» REQUIRED TASK: Copy every record exactly, and keep the pictures out.

## BEGIN MATERIAL SHOWN

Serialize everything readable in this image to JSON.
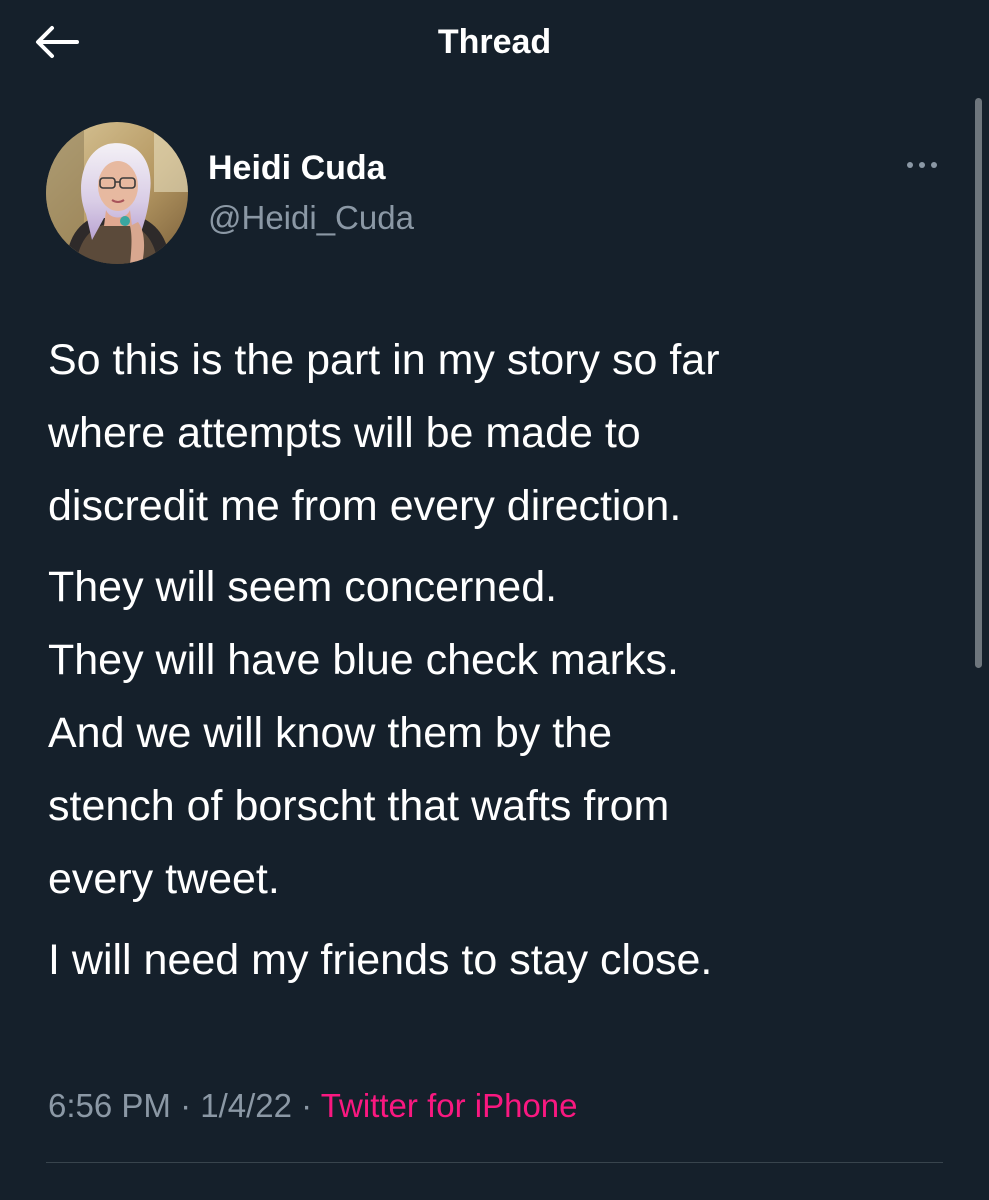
{
  "header": {
    "title": "Thread",
    "back_icon": "arrow-left-icon"
  },
  "author": {
    "display_name": "Heidi Cuda",
    "handle": "@Heidi_Cuda",
    "more_icon": "more-horizontal-icon"
  },
  "tweet": {
    "paragraphs": [
      "So this is the part in my story so far\nwhere attempts will be made to\ndiscredit me from every direction.",
      "They will seem concerned.\nThey will have blue check marks.\nAnd we will know them by the\nstench of borscht that wafts from\nevery tweet.",
      "I will need my friends to stay close."
    ],
    "time": "6:56 PM",
    "separator": " · ",
    "date": "1/4/22",
    "source": "Twitter for iPhone"
  },
  "colors": {
    "background": "#15202b",
    "text": "#ffffff",
    "secondary_text": "#8b98a5",
    "source_link": "#f91880",
    "divider": "#38444d"
  }
}
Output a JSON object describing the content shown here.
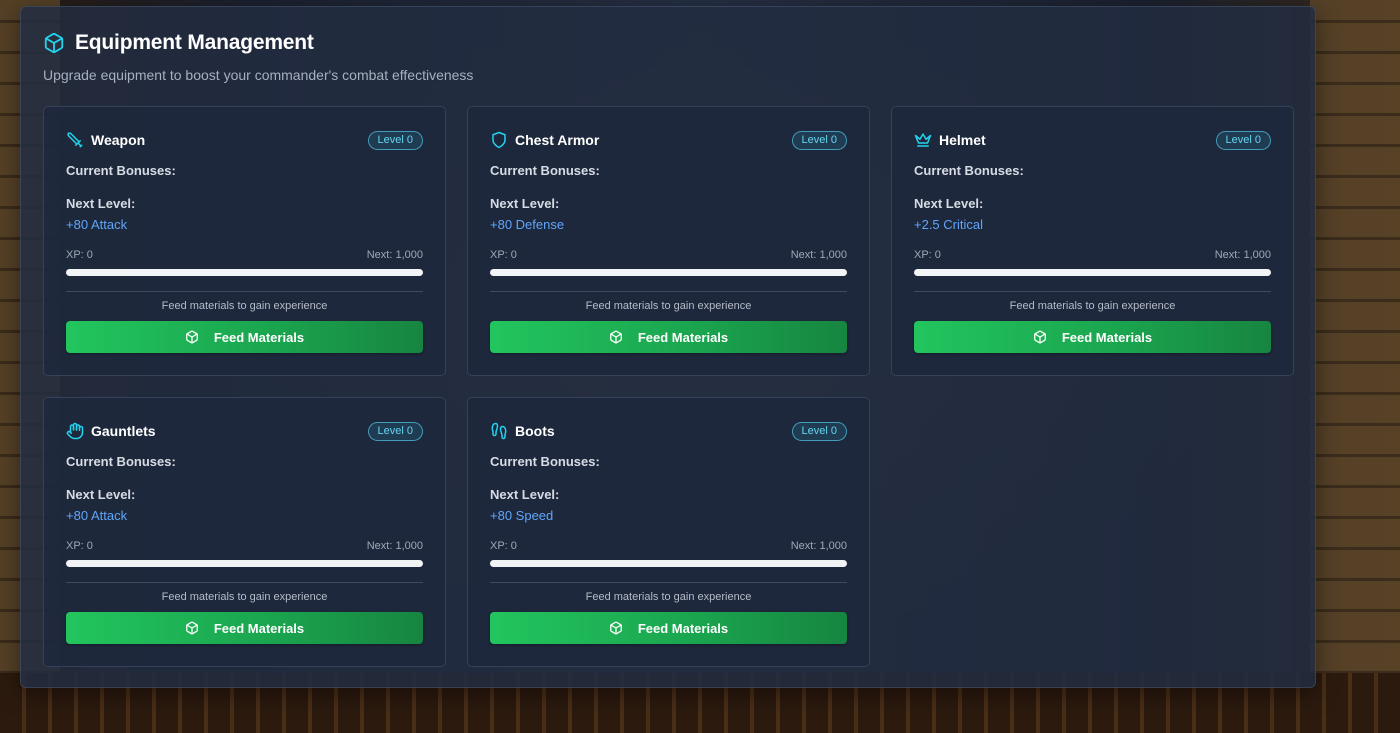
{
  "page": {
    "title": "Equipment Management",
    "title_icon": "cube-icon",
    "subtitle": "Upgrade equipment to boost your commander's combat effectiveness"
  },
  "labels": {
    "current_bonuses": "Current Bonuses:",
    "next_level": "Next Level:",
    "hint": "Feed materials to gain experience",
    "feed_button": "Feed Materials",
    "feed_button_icon": "cube-icon"
  },
  "colors": {
    "accent_cyan": "#22d3ee",
    "bonus_blue": "#60a5fa",
    "button_green": "#22c55e"
  },
  "equipment": [
    {
      "name": "Weapon",
      "icon": "sword-icon",
      "level": "Level 0",
      "next_bonus": "+80 Attack",
      "xp_text": "XP: 0",
      "next_text": "Next: 1,000",
      "xp_progress": 0
    },
    {
      "name": "Chest Armor",
      "icon": "shield-icon",
      "level": "Level 0",
      "next_bonus": "+80 Defense",
      "xp_text": "XP: 0",
      "next_text": "Next: 1,000",
      "xp_progress": 0
    },
    {
      "name": "Helmet",
      "icon": "crown-icon",
      "level": "Level 0",
      "next_bonus": "+2.5 Critical",
      "xp_text": "XP: 0",
      "next_text": "Next: 1,000",
      "xp_progress": 0
    },
    {
      "name": "Gauntlets",
      "icon": "hand-icon",
      "level": "Level 0",
      "next_bonus": "+80 Attack",
      "xp_text": "XP: 0",
      "next_text": "Next: 1,000",
      "xp_progress": 0
    },
    {
      "name": "Boots",
      "icon": "footprints-icon",
      "level": "Level 0",
      "next_bonus": "+80 Speed",
      "xp_text": "XP: 0",
      "next_text": "Next: 1,000",
      "xp_progress": 0
    }
  ]
}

## END MATERIAL SHOWN

» REPLY TO THE EXERCISE:
Serialize everything readable in this image to JSON.
{
  "header": {
    "title": "Thread",
    "back_icon": "arrow-left-icon"
  },
  "author": {
    "display_name": "Heidi Cuda",
    "handle": "@Heidi_Cuda",
    "more_icon": "more-horizontal-icon"
  },
  "tweet": {
    "paragraphs": [
      "So this is the part in my story so far\nwhere attempts will be made to\ndiscredit me from every direction.",
      "They will seem concerned.\nThey will have blue check marks.\nAnd we will know them by the\nstench of borscht that wafts from\nevery tweet.",
      "I will need my friends to stay close."
    ],
    "time": "6:56 PM",
    "separator": " · ",
    "date": "1/4/22",
    "source": "Twitter for iPhone"
  },
  "colors": {
    "background": "#15202b",
    "text": "#ffffff",
    "secondary_text": "#8b98a5",
    "source_link": "#f91880",
    "divider": "#38444d"
  }
}
Output a JSON object describing the content shown here.
{
  "page": {
    "title": "Equipment Management",
    "title_icon": "cube-icon",
    "subtitle": "Upgrade equipment to boost your commander's combat effectiveness"
  },
  "labels": {
    "current_bonuses": "Current Bonuses:",
    "next_level": "Next Level:",
    "hint": "Feed materials to gain experience",
    "feed_button": "Feed Materials",
    "feed_button_icon": "cube-icon"
  },
  "colors": {
    "accent_cyan": "#22d3ee",
    "bonus_blue": "#60a5fa",
    "button_green": "#22c55e"
  },
  "equipment": [
    {
      "name": "Weapon",
      "icon": "sword-icon",
      "level": "Level 0",
      "next_bonus": "+80 Attack",
      "xp_text": "XP: 0",
      "next_text": "Next: 1,000",
      "xp_progress": 0
    },
    {
      "name": "Chest Armor",
      "icon": "shield-icon",
      "level": "Level 0",
      "next_bonus": "+80 Defense",
      "xp_text": "XP: 0",
      "next_text": "Next: 1,000",
      "xp_progress": 0
    },
    {
      "name": "Helmet",
      "icon": "crown-icon",
      "level": "Level 0",
      "next_bonus": "+2.5 Critical",
      "xp_text": "XP: 0",
      "next_text": "Next: 1,000",
      "xp_progress": 0
    },
    {
      "name": "Gauntlets",
      "icon": "hand-icon",
      "level": "Level 0",
      "next_bonus": "+80 Attack",
      "xp_text": "XP: 0",
      "next_text": "Next: 1,000",
      "xp_progress": 0
    },
    {
      "name": "Boots",
      "icon": "footprints-icon",
      "level": "Level 0",
      "next_bonus": "+80 Speed",
      "xp_text": "XP: 0",
      "next_text": "Next: 1,000",
      "xp_progress": 0
    }
  ]
}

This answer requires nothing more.